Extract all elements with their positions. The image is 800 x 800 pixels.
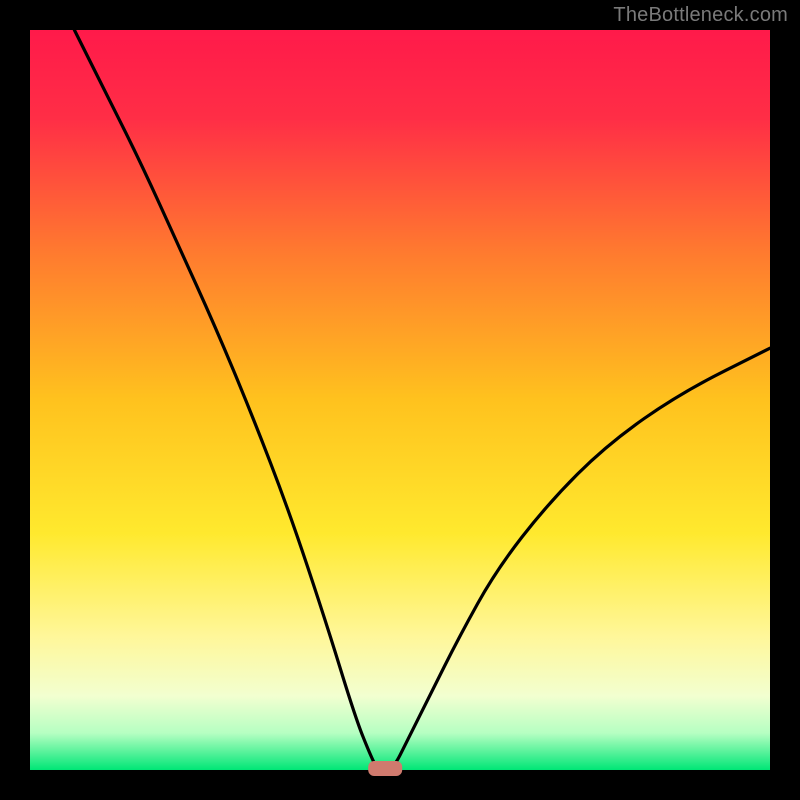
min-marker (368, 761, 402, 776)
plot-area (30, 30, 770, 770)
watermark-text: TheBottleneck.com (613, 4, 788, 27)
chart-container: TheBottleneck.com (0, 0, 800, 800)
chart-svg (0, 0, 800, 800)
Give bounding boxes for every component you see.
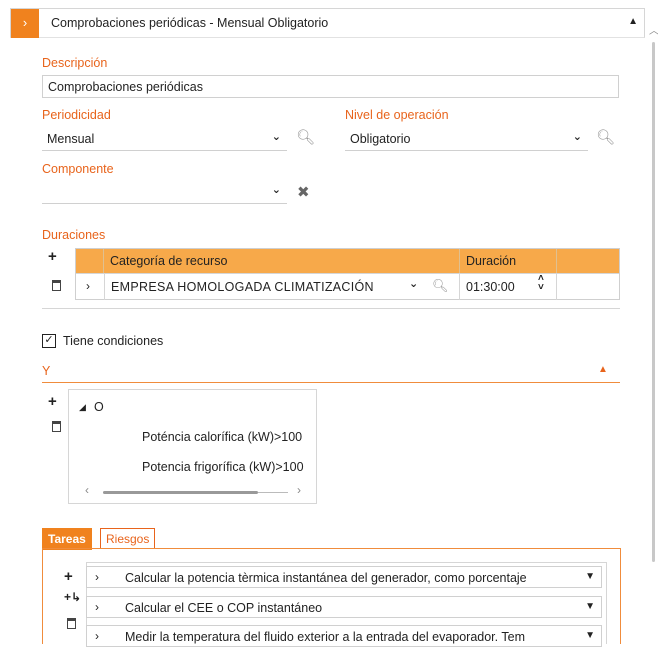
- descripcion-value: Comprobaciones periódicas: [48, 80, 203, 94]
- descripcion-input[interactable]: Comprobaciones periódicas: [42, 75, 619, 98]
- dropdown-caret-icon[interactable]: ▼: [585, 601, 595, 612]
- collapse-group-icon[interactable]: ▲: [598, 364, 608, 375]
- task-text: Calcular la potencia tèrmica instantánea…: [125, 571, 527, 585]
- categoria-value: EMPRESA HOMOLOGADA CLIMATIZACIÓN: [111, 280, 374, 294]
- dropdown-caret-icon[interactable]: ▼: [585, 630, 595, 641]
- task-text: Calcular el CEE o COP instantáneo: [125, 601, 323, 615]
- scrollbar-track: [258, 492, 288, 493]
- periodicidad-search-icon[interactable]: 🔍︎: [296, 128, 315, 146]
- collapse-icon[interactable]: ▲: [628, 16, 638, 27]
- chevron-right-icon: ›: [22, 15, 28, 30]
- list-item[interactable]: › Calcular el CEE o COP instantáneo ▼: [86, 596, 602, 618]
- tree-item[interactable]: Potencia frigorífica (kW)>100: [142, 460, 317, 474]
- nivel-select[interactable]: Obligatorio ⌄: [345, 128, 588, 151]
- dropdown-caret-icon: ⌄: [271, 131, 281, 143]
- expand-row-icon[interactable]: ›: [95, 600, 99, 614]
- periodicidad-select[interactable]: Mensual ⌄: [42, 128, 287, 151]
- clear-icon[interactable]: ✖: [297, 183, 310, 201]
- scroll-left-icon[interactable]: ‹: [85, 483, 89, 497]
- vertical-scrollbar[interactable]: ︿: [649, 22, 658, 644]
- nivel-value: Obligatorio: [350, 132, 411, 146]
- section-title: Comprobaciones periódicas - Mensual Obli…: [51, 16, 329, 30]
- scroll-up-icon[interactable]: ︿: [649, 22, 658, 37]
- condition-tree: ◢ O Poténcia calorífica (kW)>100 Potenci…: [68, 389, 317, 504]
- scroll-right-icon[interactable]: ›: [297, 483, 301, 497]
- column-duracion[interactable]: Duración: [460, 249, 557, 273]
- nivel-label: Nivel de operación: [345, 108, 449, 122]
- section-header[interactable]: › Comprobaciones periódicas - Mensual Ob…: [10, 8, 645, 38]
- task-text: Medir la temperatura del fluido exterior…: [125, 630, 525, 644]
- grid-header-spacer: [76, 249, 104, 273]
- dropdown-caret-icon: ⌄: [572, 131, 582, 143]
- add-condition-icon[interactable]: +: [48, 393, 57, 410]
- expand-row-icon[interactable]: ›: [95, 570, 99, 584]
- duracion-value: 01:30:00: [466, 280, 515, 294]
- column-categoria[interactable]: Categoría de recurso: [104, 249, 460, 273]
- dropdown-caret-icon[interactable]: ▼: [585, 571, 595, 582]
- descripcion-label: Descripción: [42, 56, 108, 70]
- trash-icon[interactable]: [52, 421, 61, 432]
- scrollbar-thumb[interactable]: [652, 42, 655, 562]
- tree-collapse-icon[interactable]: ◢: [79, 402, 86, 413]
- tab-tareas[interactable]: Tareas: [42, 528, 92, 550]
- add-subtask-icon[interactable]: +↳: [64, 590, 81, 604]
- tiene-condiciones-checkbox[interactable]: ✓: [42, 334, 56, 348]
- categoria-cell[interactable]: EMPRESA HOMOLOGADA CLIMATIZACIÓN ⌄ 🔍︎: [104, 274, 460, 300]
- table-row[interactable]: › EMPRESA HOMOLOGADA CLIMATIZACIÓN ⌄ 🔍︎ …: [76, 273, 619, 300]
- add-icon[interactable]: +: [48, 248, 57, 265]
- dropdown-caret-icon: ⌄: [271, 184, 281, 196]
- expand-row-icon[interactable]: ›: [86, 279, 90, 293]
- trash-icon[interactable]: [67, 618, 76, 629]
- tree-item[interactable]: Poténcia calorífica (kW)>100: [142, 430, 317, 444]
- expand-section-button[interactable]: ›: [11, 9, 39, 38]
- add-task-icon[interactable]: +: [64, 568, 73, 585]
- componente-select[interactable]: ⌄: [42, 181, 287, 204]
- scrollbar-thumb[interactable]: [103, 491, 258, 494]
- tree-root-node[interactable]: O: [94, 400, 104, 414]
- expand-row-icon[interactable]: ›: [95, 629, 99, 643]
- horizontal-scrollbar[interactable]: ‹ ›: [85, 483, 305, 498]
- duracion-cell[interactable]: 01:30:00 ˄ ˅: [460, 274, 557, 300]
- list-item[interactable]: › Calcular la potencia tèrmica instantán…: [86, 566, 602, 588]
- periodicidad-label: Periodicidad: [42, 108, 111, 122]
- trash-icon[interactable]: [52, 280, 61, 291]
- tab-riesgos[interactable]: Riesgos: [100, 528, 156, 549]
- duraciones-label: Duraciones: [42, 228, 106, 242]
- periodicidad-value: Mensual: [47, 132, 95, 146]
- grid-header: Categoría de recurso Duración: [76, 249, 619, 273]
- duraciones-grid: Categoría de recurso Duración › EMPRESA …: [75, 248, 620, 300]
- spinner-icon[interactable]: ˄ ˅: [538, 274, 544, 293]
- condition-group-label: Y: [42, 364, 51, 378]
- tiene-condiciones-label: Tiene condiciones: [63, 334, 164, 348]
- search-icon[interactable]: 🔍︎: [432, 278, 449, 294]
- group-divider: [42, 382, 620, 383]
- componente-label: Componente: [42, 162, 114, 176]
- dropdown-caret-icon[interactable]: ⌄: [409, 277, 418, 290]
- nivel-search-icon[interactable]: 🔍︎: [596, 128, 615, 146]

Work required → Convert every line of the entries above into a Markdown table with the columns Row and Line, numbering the rows and skipping blank lines. Omit the pictures.

Solution to this problem →
| Row | Line |
|---|---|
| 1 | Extract all elements with their positions. The image is 800 x 800 pixels. |
| 2 | min-marker (368, 761, 402, 776) |
| 3 | plot-area (30, 30, 770, 770) |
| 4 | watermark-text: TheBottleneck.com (613, 4, 788, 27) |
| 5 | chart-container: TheBottleneck.com (0, 0, 800, 800) |
| 6 | chart-svg (0, 0, 800, 800) |
| 7 | Give bounding boxes for every component you see. |
| 8 | - descripcion-value: Comprobaciones periódicas: [48, 80, 203, 94] |
| 9 | - descripcion-input[interactable]: Comprobaciones periódicas: [42, 75, 619, 98] |
| 10 | - dropdown-caret-icon[interactable]: ▼: [585, 601, 595, 612] |
| 11 | - collapse-group-icon[interactable]: ▲: [598, 364, 608, 375] |
| 12 | - task-text: Calcular la potencia tèrmica instantánea…: [125, 571, 527, 585] |
| 13 | - categoria-value: EMPRESA HOMOLOGADA CLIMATIZACIÓN: [111, 280, 374, 294] |
| 14 | - dropdown-caret-icon[interactable]: ▼: [585, 630, 595, 641] |
| 15 | - task-text: Calcular el CEE o COP instantáneo: [125, 601, 323, 615] |
| 16 | - scrollbar-track: [258, 492, 288, 493] |
| 17 | - periodicidad-search-icon[interactable]: 🔍︎: [296, 128, 315, 146] |
| 18 | - collapse-icon[interactable]: ▲: [628, 16, 638, 27] |
| 19 | - chevron-right-icon: ›: [22, 15, 28, 30] |
| 20 | - list-item[interactable]: › Calcular el CEE o COP instantáneo ▼: [86, 596, 602, 618] |
| 21 | - tree-item[interactable]: Potencia frigorífica (kW)>100: [142, 460, 317, 474] |
| 22 | - nivel-select[interactable]: Obligatorio ⌄: [345, 128, 588, 151] |
| 23 | - dropdown-caret-icon: ⌄: [271, 131, 281, 143] |
| 24 | - expand-row-icon[interactable]: ›: [95, 600, 99, 614] |
| 25 | - periodicidad-select[interactable]: Mensual ⌄: [42, 128, 287, 151] |
| 26 | - clear-icon[interactable]: ✖: [297, 183, 310, 201] |
| 27 | - scroll-left-icon[interactable]: ‹: [85, 483, 89, 497] |
| 28 | - vertical-scrollbar[interactable]: ︿: [649, 22, 658, 644] |
| 29 | - nivel-value: Obligatorio: [350, 132, 411, 146] |
| 30 | - section-title: Comprobaciones periódicas - Mensual Obli…: [51, 16, 329, 30] |
| 31 | - scroll-up-icon[interactable]: ︿: [649, 22, 658, 37] |
| 32 | - condition-tree: ◢ O Poténcia calorífica (kW)>100 Potenci…: [68, 389, 317, 504] |
| 33 | - scroll-right-icon[interactable]: ›: [297, 483, 301, 497] |
| 34 | - column-duracion[interactable]: Duración: [460, 249, 557, 273] |
| 35 | - nivel-label: Nivel de operación: [345, 108, 449, 122] |
| 36 | - section-header[interactable]: › Comprobaciones periódicas - Mensual Ob…: [10, 8, 645, 38] |
| 37 | - task-text: Medir la temperatura del fluido exterior…: [125, 630, 525, 644] |
| 38 | - grid-header-spacer: [76, 249, 104, 273] |
| 39 | - dropdown-caret-icon: ⌄: [572, 131, 582, 143] |
| 40 | - add-condition-icon[interactable]: +: [48, 393, 57, 410] |
| 41 | - expand-row-icon[interactable]: ›: [95, 570, 99, 584] |
| 42 | - duracion-value: 01:30:00: [466, 280, 515, 294] |
| 43 | - column-categoria[interactable]: Categoría de recurso: [104, 249, 460, 273] |
| 44 | - dropdown-caret-icon[interactable]: ▼: [585, 571, 595, 582] |
| 45 | - descripcion-label: Descripción: [42, 56, 108, 70] |
| 46 | - trash-icon[interactable]: [52, 421, 61, 432] |
| 47 | - scrollbar-thumb[interactable]: [652, 42, 655, 562] |
| 48 | - tree-collapse-icon[interactable]: ◢: [79, 402, 86, 413] |
| 49 | - tab-tareas[interactable]: Tareas: [42, 528, 92, 550] |
| 50 | - add-subtask-icon[interactable]: +↳: [64, 590, 81, 604] |
| 51 | - tiene-condiciones-checkbox[interactable]: ✓: [42, 334, 56, 348] |
| 52 | - categoria-cell[interactable]: EMPRESA HOMOLOGADA CLIMATIZACIÓN ⌄ 🔍︎: [104, 274, 460, 300] |
| 53 | - table-row[interactable]: › EMPRESA HOMOLOGADA CLIMATIZACIÓN ⌄ 🔍︎ …: [76, 273, 619, 300] |
| 54 | - add-icon[interactable]: +: [48, 248, 57, 265] |
| 55 | - dropdown-caret-icon: ⌄: [271, 184, 281, 196] |
| 56 | - expand-row-icon[interactable]: ›: [86, 279, 90, 293] |
| 57 | - trash-icon[interactable]: [67, 618, 76, 629] |
| 58 | - tree-item[interactable]: Poténcia calorífica (kW)>100: [142, 430, 317, 444] |
| 59 | - expand-section-button[interactable]: ›: [11, 9, 39, 38] |
| 60 | - add-task-icon[interactable]: +: [64, 568, 73, 585] |
| 61 | - componente-select[interactable]: ⌄: [42, 181, 287, 204] |
| 62 | - scrollbar-thumb[interactable]: [103, 491, 258, 494] |
| 63 | - tree-root-node[interactable]: O: [94, 400, 104, 414] |
| 64 | - expand-row-icon[interactable]: ›: [95, 629, 99, 643] |
| 65 | - horizontal-scrollbar[interactable]: ‹ ›: [85, 483, 305, 498] |
| 66 | - duracion-cell[interactable]: 01:30:00 ˄ ˅: [460, 274, 557, 300] |
| 67 | - list-item[interactable]: › Calcular la potencia tèrmica instantán…: [86, 566, 602, 588] |
| 68 | - periodicidad-label: Periodicidad: [42, 108, 111, 122] |
| 69 | - trash-icon[interactable]: [52, 280, 61, 291] |
| 70 | - tab-riesgos[interactable]: Riesgos: [100, 528, 156, 549] |
| 71 | - duraciones-label: Duraciones: [42, 228, 106, 242] |
| 72 | - periodicidad-value: Mensual: [47, 132, 95, 146] |
| 73 | - grid-header: Categoría de recurso Duración: [76, 249, 619, 273] |
| 74 | - duraciones-grid: Categoría de recurso Duración › EMPRESA …: [75, 248, 620, 300] |
| 75 | - spinner-icon[interactable]: ˄ ˅: [538, 274, 544, 293] |
| 76 | - condition-group-label: Y: [42, 364, 51, 378] |
| 77 | - tiene-condiciones-label: Tiene condiciones: [63, 334, 164, 348] |
| 78 | - search-icon[interactable]: 🔍︎: [432, 278, 449, 294] |
| 79 | - group-divider: [42, 382, 620, 383] |
| 80 | - componente-label: Componente: [42, 162, 114, 176] |
| 81 | - dropdown-caret-icon[interactable]: ⌄: [409, 277, 418, 290] |
| 82 | - nivel-search-icon[interactable]: 🔍︎: [596, 128, 615, 146] |